▶ [EXERCISE AIM]: Isolate every line in the data with the string "JSON" and copy it.

# # #

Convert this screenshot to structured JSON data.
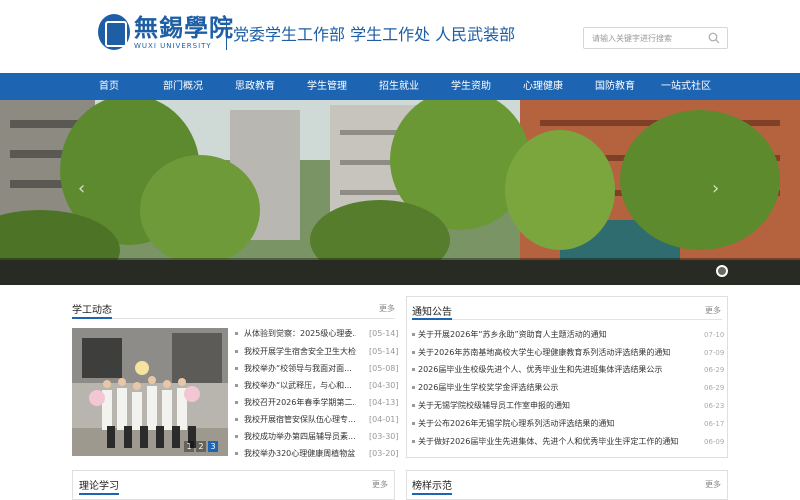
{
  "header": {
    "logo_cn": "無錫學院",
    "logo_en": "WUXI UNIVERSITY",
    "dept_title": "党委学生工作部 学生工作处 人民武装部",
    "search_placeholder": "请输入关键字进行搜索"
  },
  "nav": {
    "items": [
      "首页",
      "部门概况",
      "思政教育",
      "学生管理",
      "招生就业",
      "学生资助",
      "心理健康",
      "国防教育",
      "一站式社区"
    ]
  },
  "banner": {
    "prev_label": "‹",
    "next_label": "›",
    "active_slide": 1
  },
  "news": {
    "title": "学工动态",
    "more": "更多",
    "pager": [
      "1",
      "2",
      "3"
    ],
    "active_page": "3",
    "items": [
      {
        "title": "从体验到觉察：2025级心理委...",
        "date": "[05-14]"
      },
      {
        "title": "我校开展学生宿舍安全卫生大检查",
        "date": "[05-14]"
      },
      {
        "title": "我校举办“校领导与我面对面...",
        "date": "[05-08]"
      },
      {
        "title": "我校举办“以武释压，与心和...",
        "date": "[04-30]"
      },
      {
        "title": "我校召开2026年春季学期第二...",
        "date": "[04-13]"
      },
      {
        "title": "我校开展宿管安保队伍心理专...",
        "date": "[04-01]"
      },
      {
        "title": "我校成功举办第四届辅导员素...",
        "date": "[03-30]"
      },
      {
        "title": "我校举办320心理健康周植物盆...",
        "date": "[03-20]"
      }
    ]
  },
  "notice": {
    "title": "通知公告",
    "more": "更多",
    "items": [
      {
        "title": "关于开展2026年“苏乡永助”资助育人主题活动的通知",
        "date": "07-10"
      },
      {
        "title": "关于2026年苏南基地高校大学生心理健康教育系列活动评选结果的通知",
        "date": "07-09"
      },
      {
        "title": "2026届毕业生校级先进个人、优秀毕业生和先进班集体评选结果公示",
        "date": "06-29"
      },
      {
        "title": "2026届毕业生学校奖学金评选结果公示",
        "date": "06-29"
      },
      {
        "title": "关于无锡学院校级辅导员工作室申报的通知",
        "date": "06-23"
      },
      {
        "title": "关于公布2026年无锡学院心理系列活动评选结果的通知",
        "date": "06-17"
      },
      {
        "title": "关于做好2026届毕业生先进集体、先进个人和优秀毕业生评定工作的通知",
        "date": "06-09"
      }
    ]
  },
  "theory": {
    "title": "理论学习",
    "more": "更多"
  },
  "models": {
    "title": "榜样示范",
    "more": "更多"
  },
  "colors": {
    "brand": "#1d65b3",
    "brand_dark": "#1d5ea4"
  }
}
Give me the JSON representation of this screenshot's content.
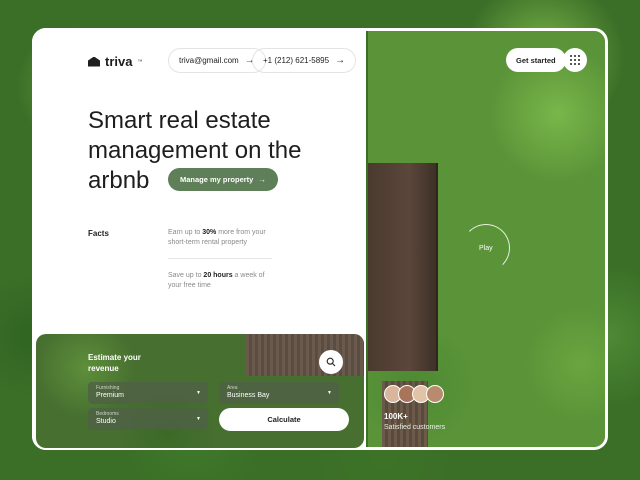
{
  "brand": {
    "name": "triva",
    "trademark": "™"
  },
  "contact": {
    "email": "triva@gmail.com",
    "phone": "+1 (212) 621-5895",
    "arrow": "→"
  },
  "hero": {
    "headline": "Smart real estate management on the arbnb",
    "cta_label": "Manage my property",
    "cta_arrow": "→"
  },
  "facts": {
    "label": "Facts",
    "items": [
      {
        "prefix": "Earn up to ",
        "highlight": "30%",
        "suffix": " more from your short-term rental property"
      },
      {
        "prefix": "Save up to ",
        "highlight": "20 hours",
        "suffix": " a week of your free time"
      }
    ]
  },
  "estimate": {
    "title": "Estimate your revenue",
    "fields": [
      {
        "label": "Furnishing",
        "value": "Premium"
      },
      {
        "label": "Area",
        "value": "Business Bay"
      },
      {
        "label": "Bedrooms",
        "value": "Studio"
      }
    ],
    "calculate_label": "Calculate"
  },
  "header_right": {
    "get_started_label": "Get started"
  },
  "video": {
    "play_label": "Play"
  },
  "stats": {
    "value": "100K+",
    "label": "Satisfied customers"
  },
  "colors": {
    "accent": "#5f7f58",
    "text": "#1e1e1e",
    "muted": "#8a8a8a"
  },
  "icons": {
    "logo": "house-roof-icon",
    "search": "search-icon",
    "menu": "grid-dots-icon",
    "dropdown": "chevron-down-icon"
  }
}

# # #

▶ [EXERCISE SOLUTION]:
Convert this screenshot to structured JSON data.
Give me the JSON representation of this screenshot's content.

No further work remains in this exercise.